TASK REQUIREMENTS
Write out every single entry exactly.

DATA FOR THIS EXERCISE
----
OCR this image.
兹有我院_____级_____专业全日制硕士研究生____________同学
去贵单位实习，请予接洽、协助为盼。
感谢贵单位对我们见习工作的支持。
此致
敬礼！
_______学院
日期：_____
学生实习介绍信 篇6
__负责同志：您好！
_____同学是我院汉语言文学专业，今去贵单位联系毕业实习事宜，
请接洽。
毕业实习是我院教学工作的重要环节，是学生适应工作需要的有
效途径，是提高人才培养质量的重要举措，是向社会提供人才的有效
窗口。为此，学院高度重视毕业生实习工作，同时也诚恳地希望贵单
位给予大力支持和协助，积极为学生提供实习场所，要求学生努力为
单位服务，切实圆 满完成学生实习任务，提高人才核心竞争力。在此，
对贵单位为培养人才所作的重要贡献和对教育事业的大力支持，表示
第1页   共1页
----
IN RESPONSE
OCR this image.
兹有我院_____级_____专业全日制硕士研究生____________同学
去贵单位实习，请予接洽、协助为盼。
感谢贵单位对我们见习工作的支持。
此致
敬礼！
_______学院
日期：_____
学生实习介绍信 篇6
__负责同志：您好！
_____同学是我院汉语言文学专业，今去贵单位联系毕业实习事宜，
请接洽。
毕业实习是我院教学工作的重要环节，是学生适应工作需要的有
效途径，是提高人才培养质量的重要举措，是向社会提供人才的有效
窗口。为此，学院高度重视毕业生实习工作，同时也诚恳地希望贵单
位给予大力支持和协助，积极为学生提供实习场所，要求学生努力为
单位服务，切实圆 满完成学生实习任务，提高人才核心竞争力。在此，
对贵单位为培养人才所作的重要贡献和对教育事业的大力支持，表示
第1页   共1页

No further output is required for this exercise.